Pictures should be excluded; otherwise, copy every entry exactly.

**** SUPPLIED DATA ****

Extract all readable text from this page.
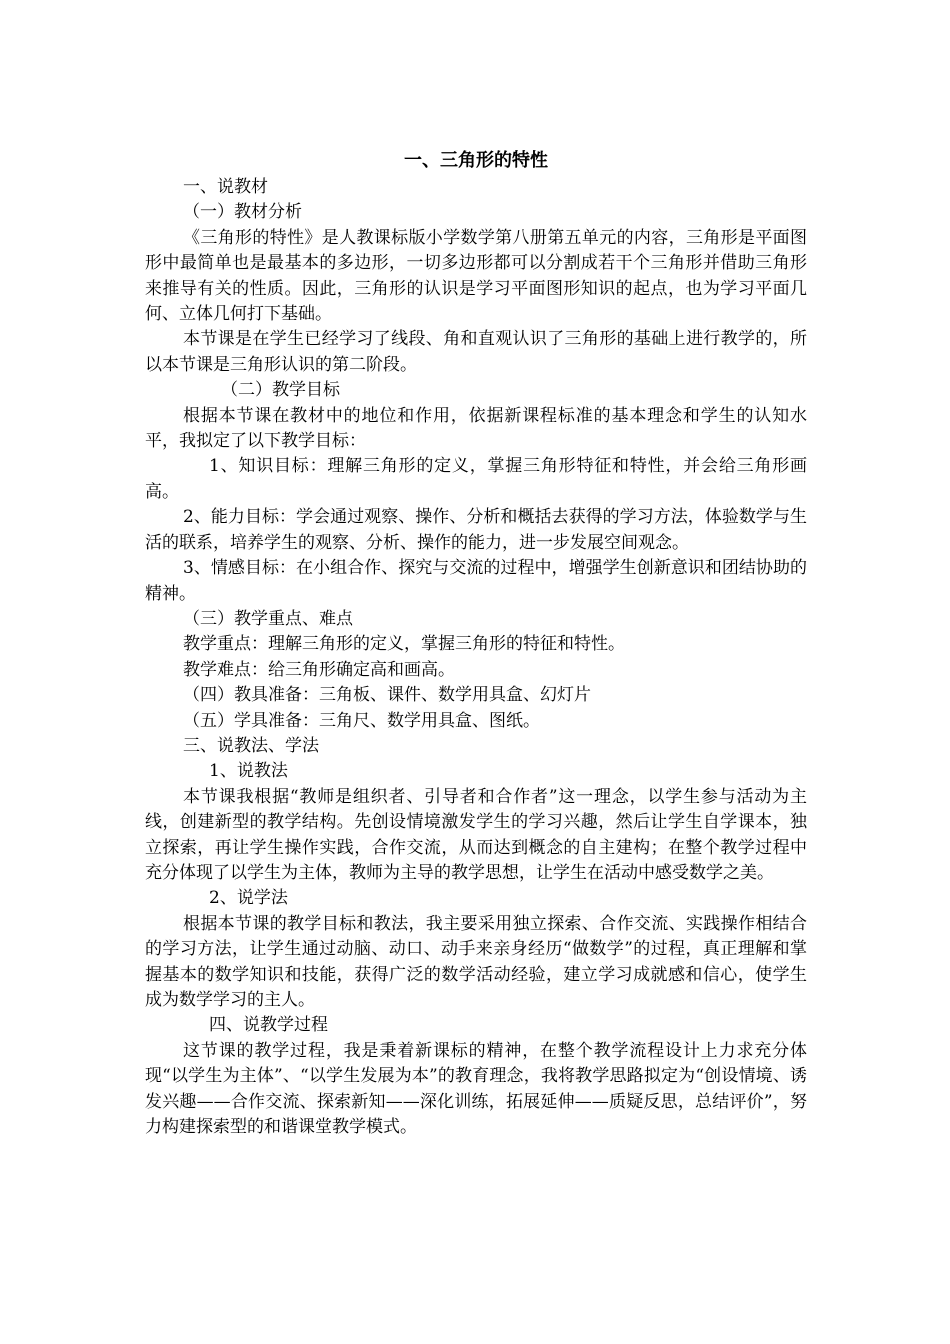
一、三角形的特性

一、说教材

（一）教材分析

《三角形的特性》是人教课标版小学数学第八册第五单元的内容，三角形是平面图形中最简单也是最基本的多边形，一切多边形都可以分割成若干个三角形并借助三角形来推导有关的性质。因此，三角形的认识是学习平面图形知识的起点，也为学习平面几何、立体几何打下基础。

本节课是在学生已经学习了线段、角和直观认识了三角形的基础上进行教学的，所以本节课是三角形认识的第二阶段。

（二）教学目标

根据本节课在教材中的地位和作用，依据新课程标准的基本理念和学生的认知水平，我拟定了以下教学目标：

1、知识目标：理解三角形的定义，掌握三角形特征和特性，并会给三角形画高。

2、能力目标：学会通过观察、操作、分析和概括去获得的学习方法，体验数学与生活的联系，培养学生的观察、分析、操作的能力，进一步发展空间观念。

3、情感目标：在小组合作、探究与交流的过程中，增强学生创新意识和团结协助的精神。

（三）教学重点、难点

教学重点：理解三角形的定义，掌握三角形的特征和特性。

教学难点：给三角形确定高和画高。

（四）教具准备：三角板、课件、数学用具盒、幻灯片

（五）学具准备：三角尺、数学用具盒、图纸。

三、说教法、学法

1、说教法

本节课我根据“教师是组织者、引导者和合作者”这一理念，以学生参与活动为主线，创建新型的教学结构。先创设情境激发学生的学习兴趣，然后让学生自学课本，独立探索，再让学生操作实践，合作交流，从而达到概念的自主建构；在整个教学过程中充分体现了以学生为主体，教师为主导的教学思想，让学生在活动中感受数学之美。

2、说学法

根据本节课的教学目标和教法，我主要采用独立探索、合作交流、实践操作相结合的学习方法，让学生通过动脑、动口、动手来亲身经历“做数学”的过程，真正理解和掌握基本的数学知识和技能，获得广泛的数学活动经验，建立学习成就感和信心，使学生成为数学学习的主人。

四、说教学过程

这节课的教学过程，我是秉着新课标的精神，在整个教学流程设计上力求充分体现“以学生为主体”、“以学生发展为本”的教育理念，我将教学思路拟定为“创设情境、诱发兴趣——合作交流、探索新知——深化训练，拓展延伸——质疑反思，总结评价”，努力构建探索型的和谐课堂教学模式。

****

■ **SOLUTION TO THIS EXERCISE**:
Extract all readable text from this page.
一、三角形的特性

一、说教材

（一）教材分析

《三角形的特性》是人教课标版小学数学第八册第五单元的内容，三角形是平面图形中最简单也是最基本的多边形，一切多边形都可以分割成若干个三角形并借助三角形来推导有关的性质。因此，三角形的认识是学习平面图形知识的起点，也为学习平面几何、立体几何打下基础。

本节课是在学生已经学习了线段、角和直观认识了三角形的基础上进行教学的，所以本节课是三角形认识的第二阶段。

（二）教学目标

根据本节课在教材中的地位和作用，依据新课程标准的基本理念和学生的认知水平，我拟定了以下教学目标：

1、知识目标：理解三角形的定义，掌握三角形特征和特性，并会给三角形画高。

2、能力目标：学会通过观察、操作、分析和概括去获得的学习方法，体验数学与生活的联系，培养学生的观察、分析、操作的能力，进一步发展空间观念。

3、情感目标：在小组合作、探究与交流的过程中，增强学生创新意识和团结协助的精神。

（三）教学重点、难点

教学重点：理解三角形的定义，掌握三角形的特征和特性。

教学难点：给三角形确定高和画高。

（四）教具准备：三角板、课件、数学用具盒、幻灯片

（五）学具准备：三角尺、数学用具盒、图纸。

三、说教法、学法

1、说教法

本节课我根据“教师是组织者、引导者和合作者”这一理念，以学生参与活动为主线，创建新型的教学结构。先创设情境激发学生的学习兴趣，然后让学生自学课本，独立探索，再让学生操作实践，合作交流，从而达到概念的自主建构；在整个教学过程中充分体现了以学生为主体，教师为主导的教学思想，让学生在活动中感受数学之美。

2、说学法

根据本节课的教学目标和教法，我主要采用独立探索、合作交流、实践操作相结合的学习方法，让学生通过动脑、动口、动手来亲身经历“做数学”的过程，真正理解和掌握基本的数学知识和技能，获得广泛的数学活动经验，建立学习成就感和信心，使学生成为数学学习的主人。

四、说教学过程

这节课的教学过程，我是秉着新课标的精神，在整个教学流程设计上力求充分体现“以学生为主体”、“以学生发展为本”的教育理念，我将教学思路拟定为“创设情境、诱发兴趣——合作交流、探索新知——深化训练，拓展延伸——质疑反思，总结评价”，努力构建探索型的和谐课堂教学模式。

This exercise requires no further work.